◆ **WHAT NEEDS TO BE DONE**
Set down the data below without change, skipping the pictures it holds.

◆ **SUPPLIED RECORDS**
--
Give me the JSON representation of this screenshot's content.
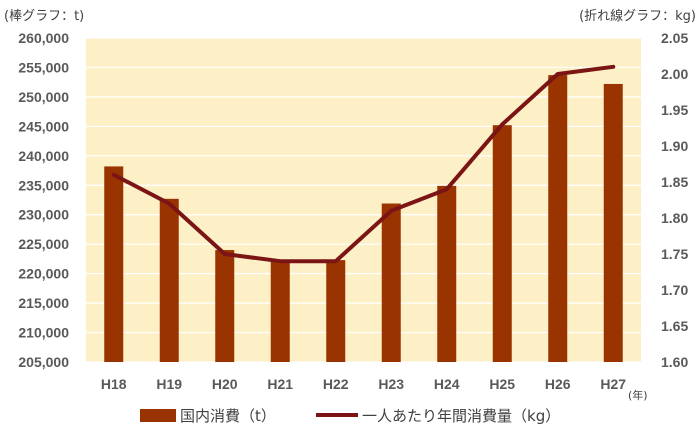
{
  "chart_data": {
    "type": "bar+line",
    "left_axis_unit_label": "(棒グラフ：t)",
    "right_axis_unit_label": "(折れ線グラフ：kg)",
    "x_unit_label": "(年)",
    "categories": [
      "H18",
      "H19",
      "H20",
      "H21",
      "H22",
      "H23",
      "H24",
      "H25",
      "H26",
      "H27"
    ],
    "series": [
      {
        "name": "国内消費（t）",
        "type": "bar",
        "axis": "left",
        "color": "#993300",
        "values": [
          238200,
          232700,
          224000,
          222100,
          222300,
          231900,
          234900,
          245200,
          253700,
          252200
        ]
      },
      {
        "name": "一人あたり年間消費量（kg）",
        "type": "line",
        "axis": "right",
        "color": "#7b1414",
        "values": [
          1.86,
          1.82,
          1.75,
          1.74,
          1.74,
          1.81,
          1.84,
          1.93,
          2.0,
          2.01
        ]
      }
    ],
    "left_axis": {
      "min": 205000,
      "max": 260000,
      "step": 5000,
      "ticks": [
        "205,000",
        "210,000",
        "215,000",
        "220,000",
        "225,000",
        "230,000",
        "235,000",
        "240,000",
        "245,000",
        "250,000",
        "255,000",
        "260,000"
      ]
    },
    "right_axis": {
      "min": 1.6,
      "max": 2.05,
      "step": 0.05,
      "ticks": [
        "1.60",
        "1.65",
        "1.70",
        "1.75",
        "1.80",
        "1.85",
        "1.90",
        "1.95",
        "2.00",
        "2.05"
      ]
    },
    "grid": true,
    "plot_background": "#fdefc6",
    "gridline_color": "#ffffff",
    "legend_position": "bottom"
  }
}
--
◆ **THE RESPONSE**
Give me the JSON representation of this screenshot's content.
{
  "chart_data": {
    "type": "bar+line",
    "left_axis_unit_label": "(棒グラフ：t)",
    "right_axis_unit_label": "(折れ線グラフ：kg)",
    "x_unit_label": "(年)",
    "categories": [
      "H18",
      "H19",
      "H20",
      "H21",
      "H22",
      "H23",
      "H24",
      "H25",
      "H26",
      "H27"
    ],
    "series": [
      {
        "name": "国内消費（t）",
        "type": "bar",
        "axis": "left",
        "color": "#993300",
        "values": [
          238200,
          232700,
          224000,
          222100,
          222300,
          231900,
          234900,
          245200,
          253700,
          252200
        ]
      },
      {
        "name": "一人あたり年間消費量（kg）",
        "type": "line",
        "axis": "right",
        "color": "#7b1414",
        "values": [
          1.86,
          1.82,
          1.75,
          1.74,
          1.74,
          1.81,
          1.84,
          1.93,
          2.0,
          2.01
        ]
      }
    ],
    "left_axis": {
      "min": 205000,
      "max": 260000,
      "step": 5000,
      "ticks": [
        "205,000",
        "210,000",
        "215,000",
        "220,000",
        "225,000",
        "230,000",
        "235,000",
        "240,000",
        "245,000",
        "250,000",
        "255,000",
        "260,000"
      ]
    },
    "right_axis": {
      "min": 1.6,
      "max": 2.05,
      "step": 0.05,
      "ticks": [
        "1.60",
        "1.65",
        "1.70",
        "1.75",
        "1.80",
        "1.85",
        "1.90",
        "1.95",
        "2.00",
        "2.05"
      ]
    },
    "grid": true,
    "plot_background": "#fdefc6",
    "gridline_color": "#ffffff",
    "legend_position": "bottom"
  }
}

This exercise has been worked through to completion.